- Dataset records:
# # #
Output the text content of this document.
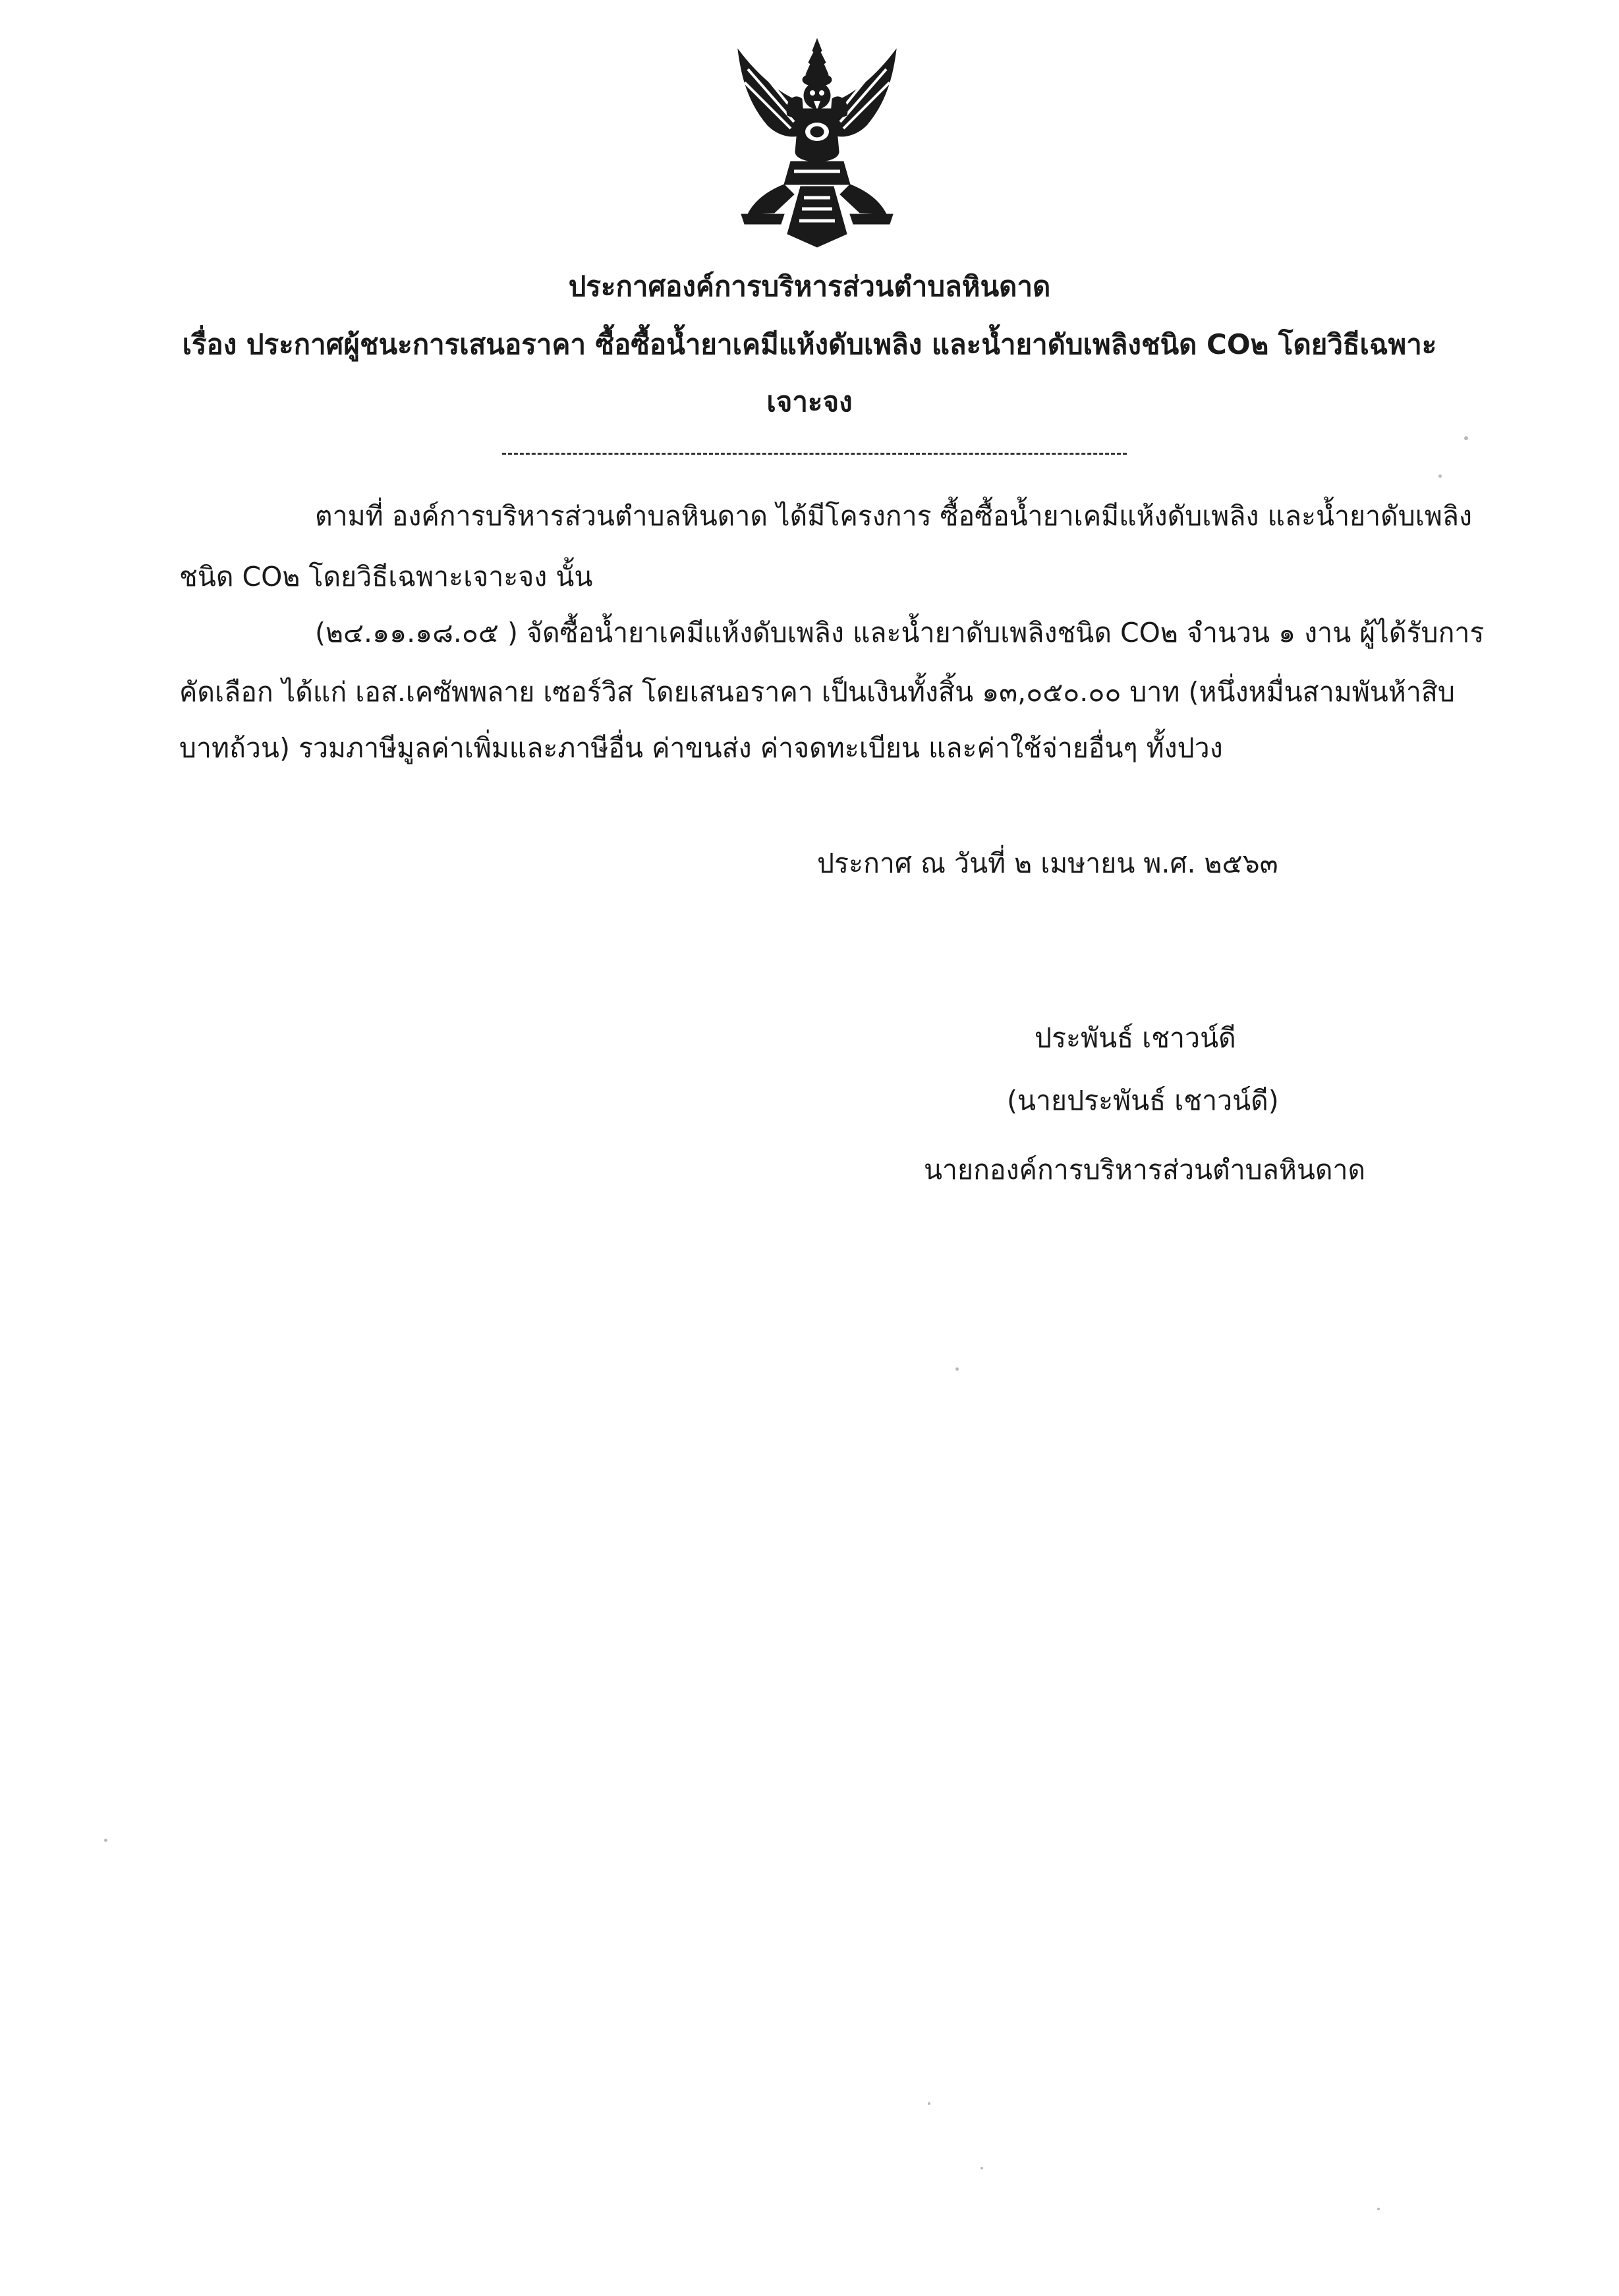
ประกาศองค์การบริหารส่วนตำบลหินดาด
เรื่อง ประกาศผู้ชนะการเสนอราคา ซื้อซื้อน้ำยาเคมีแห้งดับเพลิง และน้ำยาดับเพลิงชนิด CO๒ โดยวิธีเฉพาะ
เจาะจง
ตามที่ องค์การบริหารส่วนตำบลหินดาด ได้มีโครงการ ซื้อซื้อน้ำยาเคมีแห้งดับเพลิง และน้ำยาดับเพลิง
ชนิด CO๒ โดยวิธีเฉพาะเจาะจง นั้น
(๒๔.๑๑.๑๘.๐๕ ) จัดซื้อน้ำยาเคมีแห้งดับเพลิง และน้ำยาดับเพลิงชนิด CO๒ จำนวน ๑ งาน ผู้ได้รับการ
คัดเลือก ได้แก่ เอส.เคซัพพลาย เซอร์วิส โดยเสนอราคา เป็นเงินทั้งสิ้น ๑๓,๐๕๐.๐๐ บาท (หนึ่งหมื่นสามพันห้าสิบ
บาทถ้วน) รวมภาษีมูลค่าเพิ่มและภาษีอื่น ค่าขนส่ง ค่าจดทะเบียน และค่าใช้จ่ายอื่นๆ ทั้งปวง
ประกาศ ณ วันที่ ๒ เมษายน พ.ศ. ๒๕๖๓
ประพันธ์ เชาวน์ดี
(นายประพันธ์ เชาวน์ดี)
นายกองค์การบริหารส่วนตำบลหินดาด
# # #
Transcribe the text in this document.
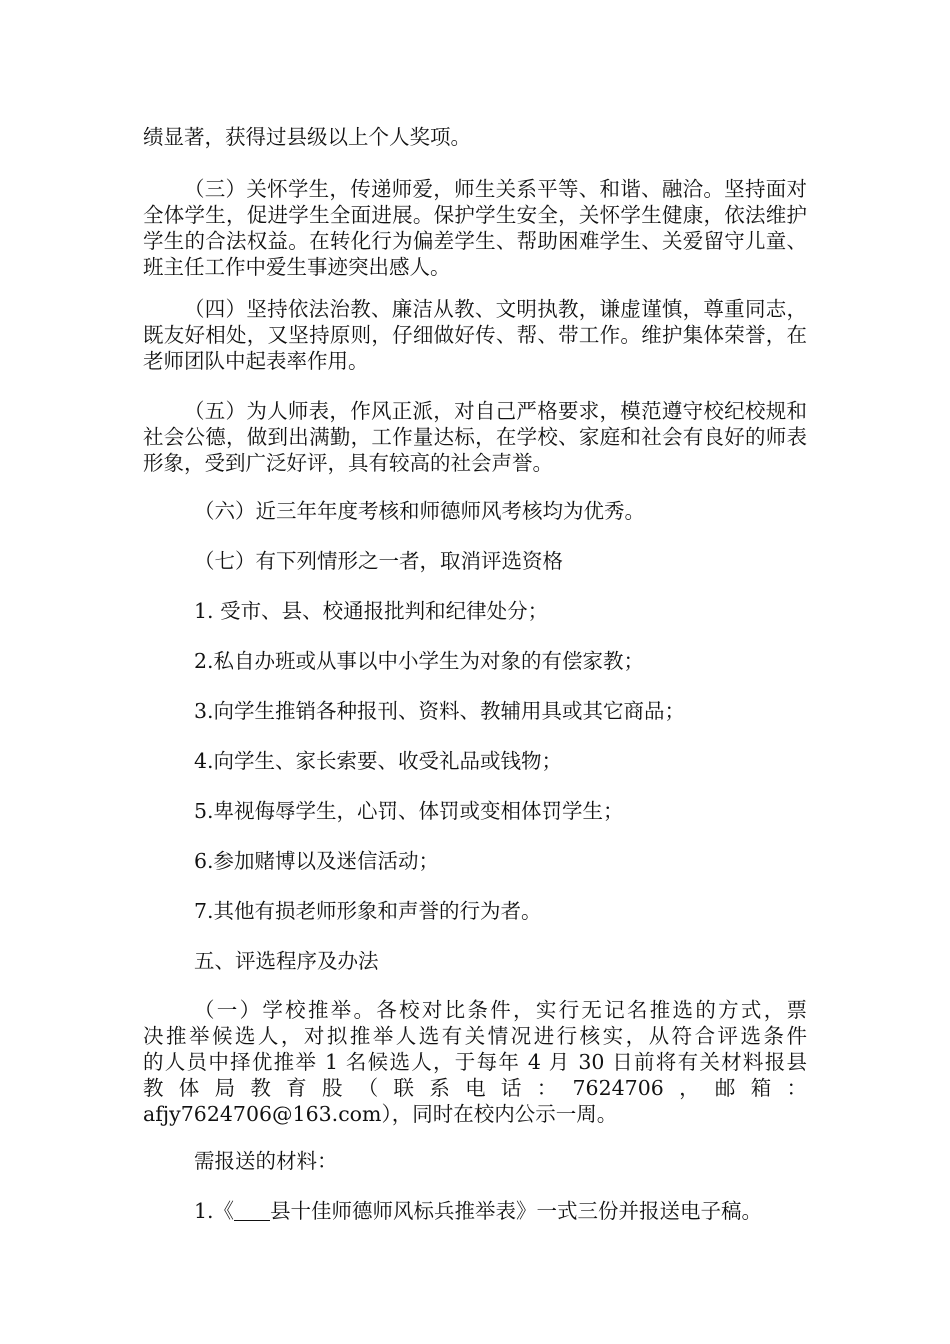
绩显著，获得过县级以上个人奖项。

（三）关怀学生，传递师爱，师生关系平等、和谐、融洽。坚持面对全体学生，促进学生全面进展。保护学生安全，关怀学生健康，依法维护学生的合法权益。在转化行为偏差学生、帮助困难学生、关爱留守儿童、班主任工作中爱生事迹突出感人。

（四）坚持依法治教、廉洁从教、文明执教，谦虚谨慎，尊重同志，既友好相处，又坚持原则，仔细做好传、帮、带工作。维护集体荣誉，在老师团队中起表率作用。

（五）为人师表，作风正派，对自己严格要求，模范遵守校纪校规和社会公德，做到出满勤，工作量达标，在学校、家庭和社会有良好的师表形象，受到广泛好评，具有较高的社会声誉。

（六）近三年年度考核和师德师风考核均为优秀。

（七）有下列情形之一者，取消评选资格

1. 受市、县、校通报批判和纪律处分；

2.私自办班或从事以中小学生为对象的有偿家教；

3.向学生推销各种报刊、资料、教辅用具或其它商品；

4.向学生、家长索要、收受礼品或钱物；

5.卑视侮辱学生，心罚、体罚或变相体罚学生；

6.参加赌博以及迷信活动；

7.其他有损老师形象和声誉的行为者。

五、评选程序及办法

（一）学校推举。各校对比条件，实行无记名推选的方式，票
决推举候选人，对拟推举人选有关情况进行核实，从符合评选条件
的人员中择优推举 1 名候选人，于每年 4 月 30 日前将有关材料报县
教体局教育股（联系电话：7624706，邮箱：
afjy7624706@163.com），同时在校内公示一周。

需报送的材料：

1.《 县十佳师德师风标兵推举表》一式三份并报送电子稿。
# # #
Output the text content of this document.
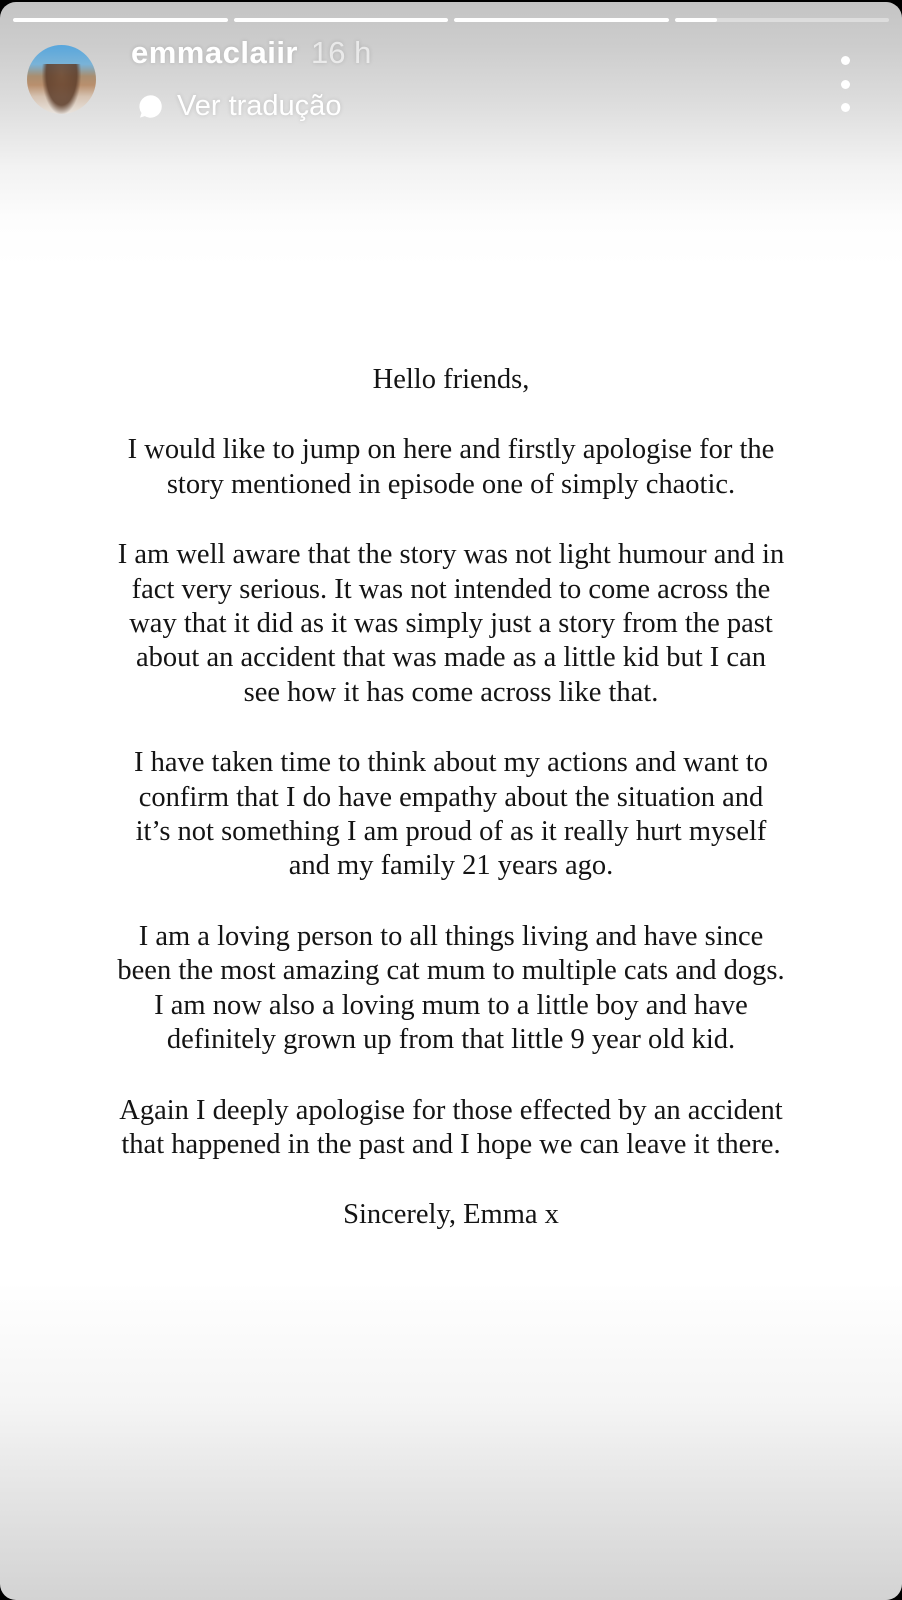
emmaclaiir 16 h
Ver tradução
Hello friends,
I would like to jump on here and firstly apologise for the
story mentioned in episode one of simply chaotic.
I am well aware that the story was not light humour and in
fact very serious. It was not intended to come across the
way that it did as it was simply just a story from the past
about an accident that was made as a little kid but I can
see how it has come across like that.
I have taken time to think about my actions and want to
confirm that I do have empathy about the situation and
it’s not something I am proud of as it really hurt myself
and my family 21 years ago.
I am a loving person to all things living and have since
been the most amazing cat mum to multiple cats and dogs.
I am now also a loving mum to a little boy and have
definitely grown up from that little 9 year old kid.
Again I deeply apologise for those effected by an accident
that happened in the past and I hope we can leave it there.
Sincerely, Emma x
# # #
- What you will do: Copy out every line from the material above in which the word "about" appears.

- Answer for this exercise:
about an accident that was made as a little kid but I can
I have taken time to think about my actions and want to
confirm that I do have empathy about the situation and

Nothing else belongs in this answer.